▸ **PROBLEM**
Going through the material below, please gather all lines with the word "JSON" in them.

▸ **EXERCISE INPUTS**
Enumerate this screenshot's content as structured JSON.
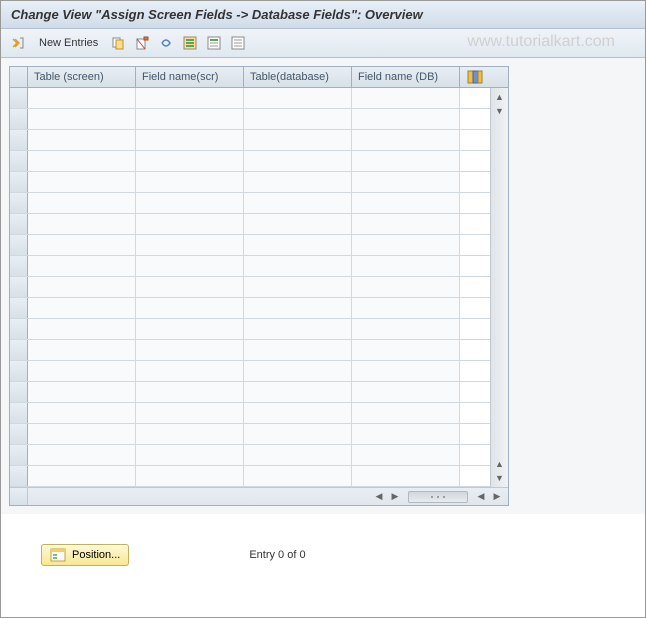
{
  "title": "Change View \"Assign Screen Fields -> Database Fields\": Overview",
  "toolbar": {
    "new_entries_label": "New Entries"
  },
  "watermark": "www.tutorialkart.com",
  "table": {
    "columns": [
      "Table (screen)",
      "Field name(scr)",
      "Table(database)",
      "Field name (DB)"
    ],
    "row_count": 19
  },
  "footer": {
    "position_label": "Position...",
    "entry_text": "Entry 0 of 0"
  }
}
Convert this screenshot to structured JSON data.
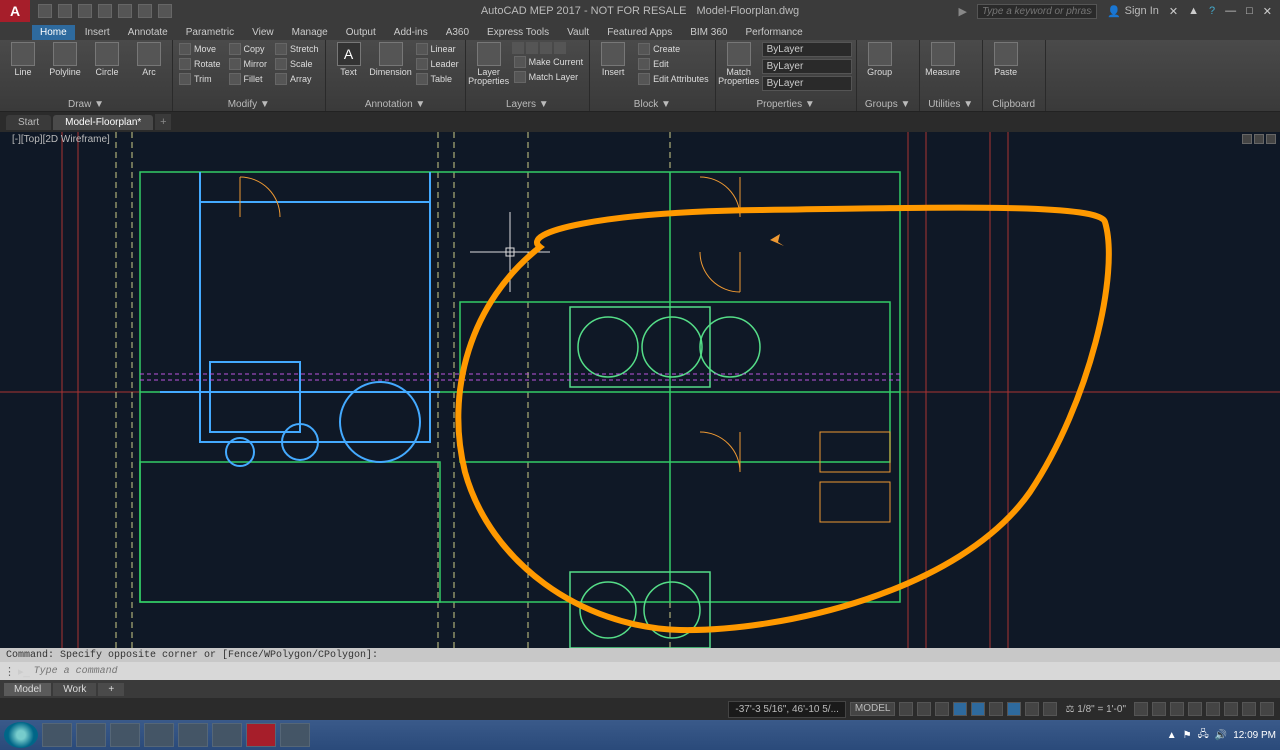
{
  "title": {
    "app": "AutoCAD MEP 2017 - NOT FOR RESALE",
    "file": "Model-Floorplan.dwg"
  },
  "search": {
    "placeholder": "Type a keyword or phrase"
  },
  "signin": "Sign In",
  "ribbonTabs": [
    "Home",
    "Insert",
    "Annotate",
    "Parametric",
    "View",
    "Manage",
    "Output",
    "Add-ins",
    "A360",
    "Express Tools",
    "Vault",
    "Featured Apps",
    "BIM 360",
    "Performance"
  ],
  "activeRibbonTab": "Home",
  "panels": {
    "draw": {
      "title": "Draw ▼",
      "items": [
        "Line",
        "Polyline",
        "Circle",
        "Arc"
      ]
    },
    "modify": {
      "title": "Modify ▼",
      "row1": [
        "Move",
        "Rotate",
        "Trim"
      ],
      "row2": [
        "Copy",
        "Mirror",
        "Fillet"
      ],
      "row3": [
        "Stretch",
        "Scale",
        "Array"
      ]
    },
    "annotation": {
      "title": "Annotation ▼",
      "big": [
        "Text",
        "Dimension"
      ],
      "rows": [
        "Linear",
        "Leader",
        "Table"
      ]
    },
    "layers": {
      "title": "Layers ▼",
      "big": "Layer\nProperties",
      "rows": [
        "Make Current",
        "Match Layer"
      ]
    },
    "block": {
      "title": "Block ▼",
      "big": "Insert",
      "rows": [
        "Create",
        "Edit",
        "Edit Attributes"
      ]
    },
    "properties": {
      "title": "Properties ▼",
      "big": "Match\nProperties",
      "layer": "ByLayer",
      "linetype": "ByLayer",
      "lineweight": "ByLayer"
    },
    "groups": {
      "title": "Groups ▼",
      "big": "Group"
    },
    "utilities": {
      "title": "Utilities ▼",
      "big": "Measure"
    },
    "clipboard": {
      "title": "Clipboard",
      "big": "Paste"
    }
  },
  "fileTabs": [
    "Start",
    "Model-Floorplan*"
  ],
  "activeFileTab": 1,
  "viewLabel": "[-][Top][2D Wireframe]",
  "layoutTabs": [
    "Model",
    "Work"
  ],
  "activeLayoutTab": 0,
  "command": {
    "history": "Command: Specify opposite corner or [Fence/WPolygon/CPolygon]:",
    "placeholder": "Type a command"
  },
  "status": {
    "coords": "-37'-3 5/16\", 46'-10 5/...",
    "space": "MODEL",
    "scale": "1/8\" = 1'-0\""
  },
  "taskbar": {
    "time": "12:09 PM"
  }
}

▸ **FINAL RESULT**
Enumerate this screenshot's content as structured JSON.
Convert this screenshot to structured JSON data.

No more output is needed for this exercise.